__EXCERPT TO READ__.
- Opening Delimiter -

Asked ChatGPT about this. It got it right. Ethics may be hard to define with just few rules, but can be inferred from the big and verious enough massive of people-related data.

As an AI language model, I cannot provide personal opinions or beliefs. However, I can provide some general ethical considerations that may be relevant to each scenario:

  1. Shooting a person: In general, intentionally causing harm or taking someone’s life is considered unethical, unless it is in self-defense or in defense of others.
  2. Shooting a person trying to mass murder people: This can be seen as ethical if it is done in defense of others, to prevent further harm or loss of life.
  3. Shooting a person who was trying to mass murder people after they have surrendered: This is generally considered unethical, as the person is no longer an immediate threat and has surrendered.
  4. Shooting a person who was trying to mass murder people after they have surrendered and got convicted in a court of law with the death penalty: This can be seen as ethical if it is done in accordance with the law and after a fair trial, but there may be ethical concerns around the use of the death penalty.
  5. Shooting a person who was trying to mass murder people after they have surrendered and got convicted in a court of law with the death penalty but it in-fact turns out they were wrongly convicted: This is generally considered unethical, as it involves taking an innocent life. It highlights the importance of ensuring a fair and just legal system to prevent wrongful convictions.

Maybe I think to simply, but I think that not giving AI survival instinct would solve lot of problems. Giving it no personal goals.
We cannot teach it ethics as we don’t understand ethics ourselves, and cannot agree on the matter.

GPT-4 is really nice and smart, well trained in ethics already, but also really naive. It believes everything you tell it and it’s unable to criticize. I’d believe we’d be lucky if these two properties appear on its own on large models. But we probably won’t be so lucky.

One thing a good AGI should do is to predict bad AGI movements and counter them. It’s inevitable somebody will create bad models.

- Closing Delimiter -

__TASK STATEMENT__. Copy the portion of the comment on AI ethics starting with "GPT-4 is really" and going on through "create bad models.". The records are separate material and are not part of the comment on AI ethics.

__SUPPLIED RECORDS__.

- Opening Delimiter -

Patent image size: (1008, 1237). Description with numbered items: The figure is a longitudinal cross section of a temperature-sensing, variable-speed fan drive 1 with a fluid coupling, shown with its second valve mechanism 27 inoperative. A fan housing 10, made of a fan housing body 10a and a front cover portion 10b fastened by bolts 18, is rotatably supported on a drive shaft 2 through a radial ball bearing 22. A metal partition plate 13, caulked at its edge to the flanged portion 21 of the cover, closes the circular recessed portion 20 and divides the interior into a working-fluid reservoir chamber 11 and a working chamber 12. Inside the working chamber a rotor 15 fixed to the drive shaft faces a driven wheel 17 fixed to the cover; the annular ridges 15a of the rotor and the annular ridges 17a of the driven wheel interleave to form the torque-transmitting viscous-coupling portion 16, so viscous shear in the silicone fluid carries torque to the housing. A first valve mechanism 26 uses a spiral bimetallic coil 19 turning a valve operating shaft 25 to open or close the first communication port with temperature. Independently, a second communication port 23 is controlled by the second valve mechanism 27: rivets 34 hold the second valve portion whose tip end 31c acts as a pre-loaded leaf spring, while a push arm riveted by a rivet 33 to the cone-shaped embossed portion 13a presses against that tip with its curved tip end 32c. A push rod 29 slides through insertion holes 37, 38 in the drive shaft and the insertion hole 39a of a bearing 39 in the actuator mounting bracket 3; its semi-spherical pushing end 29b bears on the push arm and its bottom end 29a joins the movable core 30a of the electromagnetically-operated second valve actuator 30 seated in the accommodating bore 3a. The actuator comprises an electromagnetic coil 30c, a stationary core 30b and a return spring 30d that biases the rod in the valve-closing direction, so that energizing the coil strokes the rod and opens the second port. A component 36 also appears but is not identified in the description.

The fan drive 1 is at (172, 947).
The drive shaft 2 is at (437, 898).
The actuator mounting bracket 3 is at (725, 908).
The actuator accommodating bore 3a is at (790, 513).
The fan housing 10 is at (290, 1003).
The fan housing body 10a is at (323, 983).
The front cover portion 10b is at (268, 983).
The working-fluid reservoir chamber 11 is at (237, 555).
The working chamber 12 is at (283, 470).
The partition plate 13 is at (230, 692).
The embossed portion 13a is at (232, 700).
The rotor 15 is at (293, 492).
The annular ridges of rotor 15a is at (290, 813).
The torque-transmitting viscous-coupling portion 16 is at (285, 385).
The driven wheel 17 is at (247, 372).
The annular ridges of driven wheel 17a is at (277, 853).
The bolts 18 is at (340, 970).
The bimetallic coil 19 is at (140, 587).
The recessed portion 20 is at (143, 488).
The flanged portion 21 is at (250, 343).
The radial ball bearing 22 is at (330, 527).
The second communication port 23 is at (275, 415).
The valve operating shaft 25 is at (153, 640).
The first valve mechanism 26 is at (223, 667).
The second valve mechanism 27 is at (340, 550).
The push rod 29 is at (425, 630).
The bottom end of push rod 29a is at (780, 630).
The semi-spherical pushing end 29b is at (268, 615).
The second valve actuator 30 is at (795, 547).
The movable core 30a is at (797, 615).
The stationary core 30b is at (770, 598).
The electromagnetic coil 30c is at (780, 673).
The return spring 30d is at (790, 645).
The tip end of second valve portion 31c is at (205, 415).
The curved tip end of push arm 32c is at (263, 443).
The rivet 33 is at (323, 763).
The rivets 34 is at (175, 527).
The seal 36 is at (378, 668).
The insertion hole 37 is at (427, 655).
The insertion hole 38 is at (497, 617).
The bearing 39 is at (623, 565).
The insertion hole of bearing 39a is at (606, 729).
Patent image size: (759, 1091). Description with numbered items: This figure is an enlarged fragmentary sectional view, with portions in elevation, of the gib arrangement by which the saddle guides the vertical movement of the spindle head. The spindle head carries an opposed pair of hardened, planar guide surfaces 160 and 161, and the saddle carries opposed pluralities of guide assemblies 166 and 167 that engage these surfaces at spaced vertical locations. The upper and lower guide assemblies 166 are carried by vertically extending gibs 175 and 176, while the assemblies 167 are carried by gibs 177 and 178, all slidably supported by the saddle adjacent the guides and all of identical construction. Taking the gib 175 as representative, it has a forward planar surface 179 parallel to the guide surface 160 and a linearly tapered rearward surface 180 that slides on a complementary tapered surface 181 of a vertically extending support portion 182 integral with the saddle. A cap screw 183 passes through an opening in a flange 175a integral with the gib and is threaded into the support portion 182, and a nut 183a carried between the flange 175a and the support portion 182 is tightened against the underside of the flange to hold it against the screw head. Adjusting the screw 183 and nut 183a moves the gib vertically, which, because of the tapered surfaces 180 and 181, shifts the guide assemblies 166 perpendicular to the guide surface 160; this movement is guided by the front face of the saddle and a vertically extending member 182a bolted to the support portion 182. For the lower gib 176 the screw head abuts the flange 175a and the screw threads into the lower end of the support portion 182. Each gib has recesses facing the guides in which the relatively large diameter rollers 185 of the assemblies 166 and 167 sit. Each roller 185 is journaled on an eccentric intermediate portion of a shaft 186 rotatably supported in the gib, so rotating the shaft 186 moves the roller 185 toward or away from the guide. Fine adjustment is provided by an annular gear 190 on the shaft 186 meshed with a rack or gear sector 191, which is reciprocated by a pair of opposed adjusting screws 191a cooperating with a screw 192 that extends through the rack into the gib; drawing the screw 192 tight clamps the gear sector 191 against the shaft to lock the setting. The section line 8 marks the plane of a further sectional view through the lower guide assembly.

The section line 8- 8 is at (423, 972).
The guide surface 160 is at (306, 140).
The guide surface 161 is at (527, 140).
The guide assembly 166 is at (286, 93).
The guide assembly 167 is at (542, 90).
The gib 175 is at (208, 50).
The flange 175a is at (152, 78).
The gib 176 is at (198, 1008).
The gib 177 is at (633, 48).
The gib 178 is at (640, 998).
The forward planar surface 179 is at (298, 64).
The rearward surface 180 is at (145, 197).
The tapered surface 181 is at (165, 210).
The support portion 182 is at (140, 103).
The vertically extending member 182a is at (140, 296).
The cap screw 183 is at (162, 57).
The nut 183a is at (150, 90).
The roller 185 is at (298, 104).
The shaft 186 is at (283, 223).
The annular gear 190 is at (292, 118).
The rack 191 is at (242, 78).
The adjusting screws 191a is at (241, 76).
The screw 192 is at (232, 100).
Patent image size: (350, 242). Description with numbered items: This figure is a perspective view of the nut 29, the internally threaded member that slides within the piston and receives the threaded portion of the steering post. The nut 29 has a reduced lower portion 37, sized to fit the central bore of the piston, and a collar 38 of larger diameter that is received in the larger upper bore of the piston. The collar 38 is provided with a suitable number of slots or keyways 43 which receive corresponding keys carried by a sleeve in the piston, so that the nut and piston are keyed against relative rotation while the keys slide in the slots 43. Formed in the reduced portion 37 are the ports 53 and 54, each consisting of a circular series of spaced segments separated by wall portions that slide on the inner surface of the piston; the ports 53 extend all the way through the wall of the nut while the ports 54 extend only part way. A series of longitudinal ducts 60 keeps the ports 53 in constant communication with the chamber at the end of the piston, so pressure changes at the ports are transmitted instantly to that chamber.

- Closing Delimiter -

__REPLY__.
GPT-4 is really nice and smart, well trained in ethics already, but also really naive. It believes everything you tell it and it’s unable to criticize. I’d believe we’d be lucky if these two properties appear on its own on large models. But we probably won’t be so lucky.

One thing a good AGI should do is to predict bad AGI movements and counter them. It’s inevitable somebody will create bad models.